• Exercise: How many of the lines below hold the word "Bコース"? Answer only with the number.

• Exercise material:
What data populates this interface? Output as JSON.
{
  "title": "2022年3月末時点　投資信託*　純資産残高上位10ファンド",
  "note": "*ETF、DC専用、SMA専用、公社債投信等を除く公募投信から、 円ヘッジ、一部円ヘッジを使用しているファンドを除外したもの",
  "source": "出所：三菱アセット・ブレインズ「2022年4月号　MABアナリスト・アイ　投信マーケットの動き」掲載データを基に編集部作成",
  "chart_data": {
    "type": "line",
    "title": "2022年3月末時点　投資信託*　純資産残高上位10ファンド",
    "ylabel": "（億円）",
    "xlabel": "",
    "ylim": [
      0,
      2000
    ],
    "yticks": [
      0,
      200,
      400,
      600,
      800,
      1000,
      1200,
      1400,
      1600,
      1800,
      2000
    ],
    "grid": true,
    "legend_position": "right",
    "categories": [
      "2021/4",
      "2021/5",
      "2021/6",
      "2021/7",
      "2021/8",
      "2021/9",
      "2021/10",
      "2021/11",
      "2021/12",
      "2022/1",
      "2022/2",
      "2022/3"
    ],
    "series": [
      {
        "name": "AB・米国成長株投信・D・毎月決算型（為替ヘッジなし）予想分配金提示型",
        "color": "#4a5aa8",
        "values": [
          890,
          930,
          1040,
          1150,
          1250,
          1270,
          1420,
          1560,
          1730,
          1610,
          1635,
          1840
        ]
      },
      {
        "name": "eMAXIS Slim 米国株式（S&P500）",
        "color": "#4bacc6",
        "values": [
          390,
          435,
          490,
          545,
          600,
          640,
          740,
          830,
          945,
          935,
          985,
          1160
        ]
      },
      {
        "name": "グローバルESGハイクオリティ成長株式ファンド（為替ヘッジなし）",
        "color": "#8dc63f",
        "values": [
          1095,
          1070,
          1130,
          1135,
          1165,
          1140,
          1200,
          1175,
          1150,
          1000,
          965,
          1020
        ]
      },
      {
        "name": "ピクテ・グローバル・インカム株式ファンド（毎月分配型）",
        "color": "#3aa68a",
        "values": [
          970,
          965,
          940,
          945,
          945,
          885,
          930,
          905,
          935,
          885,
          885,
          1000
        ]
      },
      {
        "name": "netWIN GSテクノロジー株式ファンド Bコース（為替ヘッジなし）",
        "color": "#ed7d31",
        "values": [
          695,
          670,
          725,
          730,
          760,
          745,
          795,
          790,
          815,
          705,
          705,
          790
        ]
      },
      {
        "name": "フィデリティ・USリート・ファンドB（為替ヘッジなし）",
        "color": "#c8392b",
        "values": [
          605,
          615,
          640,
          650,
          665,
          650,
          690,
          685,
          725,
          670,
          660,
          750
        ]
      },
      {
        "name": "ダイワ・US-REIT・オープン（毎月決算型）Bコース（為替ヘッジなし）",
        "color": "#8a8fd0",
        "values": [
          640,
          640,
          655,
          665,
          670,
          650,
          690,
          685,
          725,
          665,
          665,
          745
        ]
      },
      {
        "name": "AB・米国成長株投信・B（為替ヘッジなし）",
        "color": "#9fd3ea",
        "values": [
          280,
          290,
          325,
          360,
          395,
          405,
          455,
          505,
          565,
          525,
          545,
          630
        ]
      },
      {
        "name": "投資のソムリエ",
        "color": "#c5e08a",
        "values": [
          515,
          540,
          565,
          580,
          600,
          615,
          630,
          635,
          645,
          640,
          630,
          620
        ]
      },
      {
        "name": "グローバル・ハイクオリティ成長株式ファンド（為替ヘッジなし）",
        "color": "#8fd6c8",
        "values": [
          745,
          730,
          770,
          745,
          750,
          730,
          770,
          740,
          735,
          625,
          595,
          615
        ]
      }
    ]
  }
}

• Task answer: 2